** Begin RECORDS SUPPLIED **
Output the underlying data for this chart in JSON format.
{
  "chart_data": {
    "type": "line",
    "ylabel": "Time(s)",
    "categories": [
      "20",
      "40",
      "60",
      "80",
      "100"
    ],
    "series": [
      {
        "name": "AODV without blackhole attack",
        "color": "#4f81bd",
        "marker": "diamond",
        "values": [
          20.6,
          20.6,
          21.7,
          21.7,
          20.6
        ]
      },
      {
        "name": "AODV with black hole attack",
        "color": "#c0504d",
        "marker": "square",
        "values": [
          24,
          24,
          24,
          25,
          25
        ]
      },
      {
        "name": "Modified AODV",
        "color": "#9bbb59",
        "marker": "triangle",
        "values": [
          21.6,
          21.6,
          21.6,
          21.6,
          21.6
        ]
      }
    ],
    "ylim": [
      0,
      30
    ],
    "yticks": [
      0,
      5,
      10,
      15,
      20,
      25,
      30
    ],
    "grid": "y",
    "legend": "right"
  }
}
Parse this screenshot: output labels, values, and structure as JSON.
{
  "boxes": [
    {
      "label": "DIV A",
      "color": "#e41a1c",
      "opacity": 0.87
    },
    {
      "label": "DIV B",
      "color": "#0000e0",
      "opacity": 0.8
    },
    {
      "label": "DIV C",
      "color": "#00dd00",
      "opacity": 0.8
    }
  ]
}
** End RECORDS SUPPLIED **
WHAT YOU SHOULD DO:
Recopy all the lines exactly as they appear.

EXERCISE SOLUTION:
Output the underlying data for this chart in JSON format.
{
  "chart_data": {
    "type": "line",
    "ylabel": "Time(s)",
    "categories": [
      "20",
      "40",
      "60",
      "80",
      "100"
    ],
    "series": [
      {
        "name": "AODV without blackhole attack",
        "color": "#4f81bd",
        "marker": "diamond",
        "values": [
          20.6,
          20.6,
          21.7,
          21.7,
          20.6
        ]
      },
      {
        "name": "AODV with black hole attack",
        "color": "#c0504d",
        "marker": "square",
        "values": [
          24,
          24,
          24,
          25,
          25
        ]
      },
      {
        "name": "Modified AODV",
        "color": "#9bbb59",
        "marker": "triangle",
        "values": [
          21.6,
          21.6,
          21.6,
          21.6,
          21.6
        ]
      }
    ],
    "ylim": [
      0,
      30
    ],
    "yticks": [
      0,
      5,
      10,
      15,
      20,
      25,
      30
    ],
    "grid": "y",
    "legend": "right"
  }
}
Parse this screenshot: output labels, values, and structure as JSON.
{
  "boxes": [
    {
      "label": "DIV A",
      "color": "#e41a1c",
      "opacity": 0.87
    },
    {
      "label": "DIV B",
      "color": "#0000e0",
      "opacity": 0.8
    },
    {
      "label": "DIV C",
      "color": "#00dd00",
      "opacity": 0.8
    }
  ]
}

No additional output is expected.